___ Kutipan Teks
3.   Bertopang pada salah satu tangan dan makan dengan tangan yang lain.
4.   Bersandar pada sesuatu, seperti bantal atau hamparan di bawah tempat duduk seperti yang dilakukan para pembesar.
Sifat Ittika’ adalah tetap dengan posisi duduk tertentu saat makan terlepas dari bentuk posisi apapun duduk tersebut, yang lain mengatakan: duduk dengan posisi condong kepada salah satu pinggang, begitu juga Rasulullah SAW melarang seseorang makan dengan posisi terlungkup di atas perutnya”.([10])[11]
·         Mendahulukan makan dari shalat pada saat makanan sudah dihidangkan, berdasarkan sabda Nabi:

إِذَا وُضِعَ عَشَاءُأَحَدِكُمْ وَأُقِيْمَتِ الصَّلاَةُ فَابْدَءُوْا بِالْعَشَاءِ وَلاَ يَعْجَلُ حَتَّى يَفْرُغَ مِنْهُ
      “Apabila makan malam sudah dihidangkan maka mulailah dengan makan malam dan janganlah tergesa-gesa sampai dia selesai makan malam”.([12])
·         Mencuci tangan sebelum dan sesudah makan, berdasarkan sabda Nabi:

مَنْ نَامَ وَفِي يَدِهِ غَمْرُ –رِيْحِ اللَّحْمِ-وَلََمْ يَغْسِلْهُ فَاصَابَهُ شَئٌ فَلاَ يَلُوْمَنَّ إِلاَّ نَفْسَهُ
      “Barangsiapa yang tidur sementara tangannya dipenuhi bau daging dan dia belum mencucinya lalu ditimpa oleh sesuatu maka janganlah dia mencela kecuali dirinya sendiri”.[13]
·         Dianjurkan berwudhu’ untuk makan jika seseorang dalam keadaan junub, berdasarkan hadits:

كَانَ رَسـُوْلُ اللهِ صَلىَّ اللهُ عَلَيْهِ وَسَلَّمَ إِذَا كَانَ جُنُبًا فَأَرَادَ أَنْ يَأْكُلَ أَوْينَاَمَ تَـوَضَّأَ وُضُوْءَهُ ِللصَّلاَةِ
      “Bahwa Rasulullah SAW apabila beliau sedang junub dan berkeinginan untuk makan atau tidur maka beliau berwudhu’ terlebih dahulu seperti wudhu’ beliau untuk shalat”.[14]
·         Membaca بِسم الله pada permulaan makan tanpa menambahnya, sebab semua hadits shahih yang menyebutkan tentang basmallah saat makan tidak menyebutkan tambahan [15]اَلرَّحْمنِ الرَّحِيْمِ sendainya seseorang menambah dengan ucapan [16] اَلرَّحْمنِ الرَّحِيْمِ maka hal itu juga tidak mengapa, kemudian dia memuji Allah setelah makannya.
______
Tugas yang Diberikan: Tulis ulang seluruh bagian teks tentang adab makan dari "كَانَ رَسـُوْلُ اللهِ" sampai "Allah setelah makannya.", dengan mengganti "tidur" menjadi "beristirahat".
___ Data Hasil Ekstraksi
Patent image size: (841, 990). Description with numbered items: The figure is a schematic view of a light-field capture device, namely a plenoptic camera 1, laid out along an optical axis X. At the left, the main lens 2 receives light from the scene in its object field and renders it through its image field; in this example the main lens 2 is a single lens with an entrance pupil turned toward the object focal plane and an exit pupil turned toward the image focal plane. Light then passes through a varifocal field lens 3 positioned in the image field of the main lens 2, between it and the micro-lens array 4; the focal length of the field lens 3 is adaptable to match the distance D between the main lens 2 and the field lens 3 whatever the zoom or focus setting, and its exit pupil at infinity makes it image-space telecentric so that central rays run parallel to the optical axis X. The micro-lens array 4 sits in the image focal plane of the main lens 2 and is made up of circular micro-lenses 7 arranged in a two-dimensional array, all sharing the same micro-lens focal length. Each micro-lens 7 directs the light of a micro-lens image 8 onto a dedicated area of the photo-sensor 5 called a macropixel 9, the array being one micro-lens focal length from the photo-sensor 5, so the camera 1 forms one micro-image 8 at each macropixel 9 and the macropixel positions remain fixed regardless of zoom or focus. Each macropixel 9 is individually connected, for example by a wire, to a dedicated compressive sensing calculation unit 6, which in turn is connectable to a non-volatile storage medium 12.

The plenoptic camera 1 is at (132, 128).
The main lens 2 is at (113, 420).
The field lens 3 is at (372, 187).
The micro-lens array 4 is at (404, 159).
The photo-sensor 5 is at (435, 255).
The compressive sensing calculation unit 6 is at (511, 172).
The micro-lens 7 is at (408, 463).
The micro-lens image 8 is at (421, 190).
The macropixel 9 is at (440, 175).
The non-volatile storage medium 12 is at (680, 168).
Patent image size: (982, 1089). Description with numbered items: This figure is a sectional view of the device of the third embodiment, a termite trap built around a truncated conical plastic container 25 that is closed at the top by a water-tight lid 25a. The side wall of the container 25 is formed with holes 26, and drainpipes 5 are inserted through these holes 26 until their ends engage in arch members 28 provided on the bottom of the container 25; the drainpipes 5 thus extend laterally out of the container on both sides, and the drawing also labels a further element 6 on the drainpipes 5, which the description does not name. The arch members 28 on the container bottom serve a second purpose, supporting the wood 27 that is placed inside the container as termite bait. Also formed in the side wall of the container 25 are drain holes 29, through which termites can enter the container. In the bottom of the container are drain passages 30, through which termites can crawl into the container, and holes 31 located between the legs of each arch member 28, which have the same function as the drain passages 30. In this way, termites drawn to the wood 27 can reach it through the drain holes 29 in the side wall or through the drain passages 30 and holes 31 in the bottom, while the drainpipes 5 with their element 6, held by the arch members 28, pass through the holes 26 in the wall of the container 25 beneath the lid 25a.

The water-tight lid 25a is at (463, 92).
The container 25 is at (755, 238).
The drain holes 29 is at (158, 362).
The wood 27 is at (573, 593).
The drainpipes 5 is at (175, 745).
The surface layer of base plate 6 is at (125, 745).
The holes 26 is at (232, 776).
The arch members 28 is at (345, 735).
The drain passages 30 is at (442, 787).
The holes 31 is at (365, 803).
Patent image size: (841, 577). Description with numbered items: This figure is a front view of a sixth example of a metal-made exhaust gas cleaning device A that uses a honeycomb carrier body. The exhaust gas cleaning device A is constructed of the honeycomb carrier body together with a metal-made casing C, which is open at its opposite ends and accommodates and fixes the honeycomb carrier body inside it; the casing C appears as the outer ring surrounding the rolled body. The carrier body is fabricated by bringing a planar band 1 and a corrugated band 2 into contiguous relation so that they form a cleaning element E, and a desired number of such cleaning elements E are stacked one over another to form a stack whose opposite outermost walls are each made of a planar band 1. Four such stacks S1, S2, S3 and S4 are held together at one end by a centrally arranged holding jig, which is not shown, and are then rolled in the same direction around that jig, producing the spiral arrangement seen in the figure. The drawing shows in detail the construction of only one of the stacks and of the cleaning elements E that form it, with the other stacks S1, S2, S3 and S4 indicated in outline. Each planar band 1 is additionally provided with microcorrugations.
______
Jawaban Latihan:
كَانَ رَسـُوْلُ اللهِ صَلىَّ اللهُ عَلَيْهِ وَسَلَّمَ إِذَا كَانَ جُنُبًا فَأَرَادَ أَنْ يَأْكُلَ أَوْينَاَمَ تَـوَضَّأَ وُضُوْءَهُ ِللصَّلاَةِ
      “Bahwa Rasulullah SAW apabila beliau sedang junub dan berkeinginan untuk makan atau beristirahat maka beliau berwudhu’ terlebih dahulu seperti wudhu’ beliau untuk shalat”.[14]
·         Membaca بِسم الله pada permulaan makan tanpa menambahnya, sebab semua hadits shahih yang menyebutkan tentang basmallah saat makan tidak menyebutkan tambahan [15]اَلرَّحْمنِ الرَّحِيْمِ sendainya seseorang menambah dengan ucapan [16] اَلرَّحْمنِ الرَّحِيْمِ maka hal itu juga tidak mengapa, kemudian dia memuji Allah setelah makannya.